* [TASK PROMPT]: The data below is to be returned in full and exactly.

- - - -

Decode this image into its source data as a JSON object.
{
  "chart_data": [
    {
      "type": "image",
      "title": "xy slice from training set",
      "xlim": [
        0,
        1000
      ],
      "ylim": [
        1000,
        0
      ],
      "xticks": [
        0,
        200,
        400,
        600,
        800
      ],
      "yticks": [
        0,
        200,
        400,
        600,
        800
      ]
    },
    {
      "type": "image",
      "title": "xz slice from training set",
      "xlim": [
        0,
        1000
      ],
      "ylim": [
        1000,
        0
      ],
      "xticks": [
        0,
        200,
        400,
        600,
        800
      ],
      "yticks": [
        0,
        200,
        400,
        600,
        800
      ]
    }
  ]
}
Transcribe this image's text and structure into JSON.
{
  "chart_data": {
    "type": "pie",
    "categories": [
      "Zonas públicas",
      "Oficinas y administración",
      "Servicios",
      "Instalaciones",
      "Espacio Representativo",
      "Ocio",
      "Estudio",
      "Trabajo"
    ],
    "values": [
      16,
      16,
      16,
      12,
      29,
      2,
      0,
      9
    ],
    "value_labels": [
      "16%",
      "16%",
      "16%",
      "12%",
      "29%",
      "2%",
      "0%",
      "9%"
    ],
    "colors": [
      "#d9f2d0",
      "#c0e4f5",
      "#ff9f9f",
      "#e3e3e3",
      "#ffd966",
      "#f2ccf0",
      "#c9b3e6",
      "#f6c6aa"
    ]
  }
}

- - - -

* [ANSWER TO THIS TASK]:
Decode this image into its source data as a JSON object.
{
  "chart_data": [
    {
      "type": "image",
      "title": "xy slice from training set",
      "xlim": [
        0,
        1000
      ],
      "ylim": [
        1000,
        0
      ],
      "xticks": [
        0,
        200,
        400,
        600,
        800
      ],
      "yticks": [
        0,
        200,
        400,
        600,
        800
      ]
    },
    {
      "type": "image",
      "title": "xz slice from training set",
      "xlim": [
        0,
        1000
      ],
      "ylim": [
        1000,
        0
      ],
      "xticks": [
        0,
        200,
        400,
        600,
        800
      ],
      "yticks": [
        0,
        200,
        400,
        600,
        800
      ]
    }
  ]
}
Transcribe this image's text and structure into JSON.
{
  "chart_data": {
    "type": "pie",
    "categories": [
      "Zonas públicas",
      "Oficinas y administración",
      "Servicios",
      "Instalaciones",
      "Espacio Representativo",
      "Ocio",
      "Estudio",
      "Trabajo"
    ],
    "values": [
      16,
      16,
      16,
      12,
      29,
      2,
      0,
      9
    ],
    "value_labels": [
      "16%",
      "16%",
      "16%",
      "12%",
      "29%",
      "2%",
      "0%",
      "9%"
    ],
    "colors": [
      "#d9f2d0",
      "#c0e4f5",
      "#ff9f9f",
      "#e3e3e3",
      "#ffd966",
      "#f2ccf0",
      "#c9b3e6",
      "#f6c6aa"
    ]
  }
}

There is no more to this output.